**Task to carry out**
Your task is to print the material below exactly as presented.

--- Start of Records supplied ---

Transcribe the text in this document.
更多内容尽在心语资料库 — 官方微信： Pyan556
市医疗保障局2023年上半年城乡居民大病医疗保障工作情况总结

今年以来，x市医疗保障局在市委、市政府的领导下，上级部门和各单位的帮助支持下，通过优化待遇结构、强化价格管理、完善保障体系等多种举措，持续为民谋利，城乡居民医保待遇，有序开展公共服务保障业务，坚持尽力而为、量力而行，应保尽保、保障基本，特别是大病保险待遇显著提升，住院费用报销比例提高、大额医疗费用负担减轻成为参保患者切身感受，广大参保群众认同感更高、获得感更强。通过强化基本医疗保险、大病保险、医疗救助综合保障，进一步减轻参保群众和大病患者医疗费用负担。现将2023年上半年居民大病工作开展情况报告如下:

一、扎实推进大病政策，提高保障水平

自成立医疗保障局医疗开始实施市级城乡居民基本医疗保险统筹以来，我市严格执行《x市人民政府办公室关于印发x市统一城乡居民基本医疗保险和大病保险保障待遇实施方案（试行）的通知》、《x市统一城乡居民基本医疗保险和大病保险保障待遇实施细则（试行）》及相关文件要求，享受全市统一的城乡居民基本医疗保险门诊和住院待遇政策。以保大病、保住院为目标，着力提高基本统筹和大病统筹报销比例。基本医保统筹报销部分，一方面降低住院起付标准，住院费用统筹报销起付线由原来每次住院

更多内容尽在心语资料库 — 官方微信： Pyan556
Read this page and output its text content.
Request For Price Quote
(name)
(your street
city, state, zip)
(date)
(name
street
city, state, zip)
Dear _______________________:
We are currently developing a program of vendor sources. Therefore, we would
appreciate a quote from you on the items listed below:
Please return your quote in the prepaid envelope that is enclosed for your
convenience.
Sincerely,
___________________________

--- End of Records supplied ---

**Answer to the task**
Transcribe the text in this document.
更多内容尽在心语资料库 — 官方微信： Pyan556
市医疗保障局2023年上半年城乡居民大病医疗保障工作情况总结

今年以来，x市医疗保障局在市委、市政府的领导下，上级部门和各单位的帮助支持下，通过优化待遇结构、强化价格管理、完善保障体系等多种举措，持续为民谋利，城乡居民医保待遇，有序开展公共服务保障业务，坚持尽力而为、量力而行，应保尽保、保障基本，特别是大病保险待遇显著提升，住院费用报销比例提高、大额医疗费用负担减轻成为参保患者切身感受，广大参保群众认同感更高、获得感更强。通过强化基本医疗保险、大病保险、医疗救助综合保障，进一步减轻参保群众和大病患者医疗费用负担。现将2023年上半年居民大病工作开展情况报告如下:

一、扎实推进大病政策，提高保障水平

自成立医疗保障局医疗开始实施市级城乡居民基本医疗保险统筹以来，我市严格执行《x市人民政府办公室关于印发x市统一城乡居民基本医疗保险和大病保险保障待遇实施方案（试行）的通知》、《x市统一城乡居民基本医疗保险和大病保险保障待遇实施细则（试行）》及相关文件要求，享受全市统一的城乡居民基本医疗保险门诊和住院待遇政策。以保大病、保住院为目标，着力提高基本统筹和大病统筹报销比例。基本医保统筹报销部分，一方面降低住院起付标准，住院费用统筹报销起付线由原来每次住院

更多内容尽在心语资料库 — 官方微信： Pyan556
Read this page and output its text content.
Request For Price Quote
(name)
(your street
city, state, zip)
(date)
(name
street
city, state, zip)
Dear _______________________:
We are currently developing a program of vendor sources. Therefore, we would
appreciate a quote from you on the items listed below:
Please return your quote in the prepaid envelope that is enclosed for your
convenience.
Sincerely,
___________________________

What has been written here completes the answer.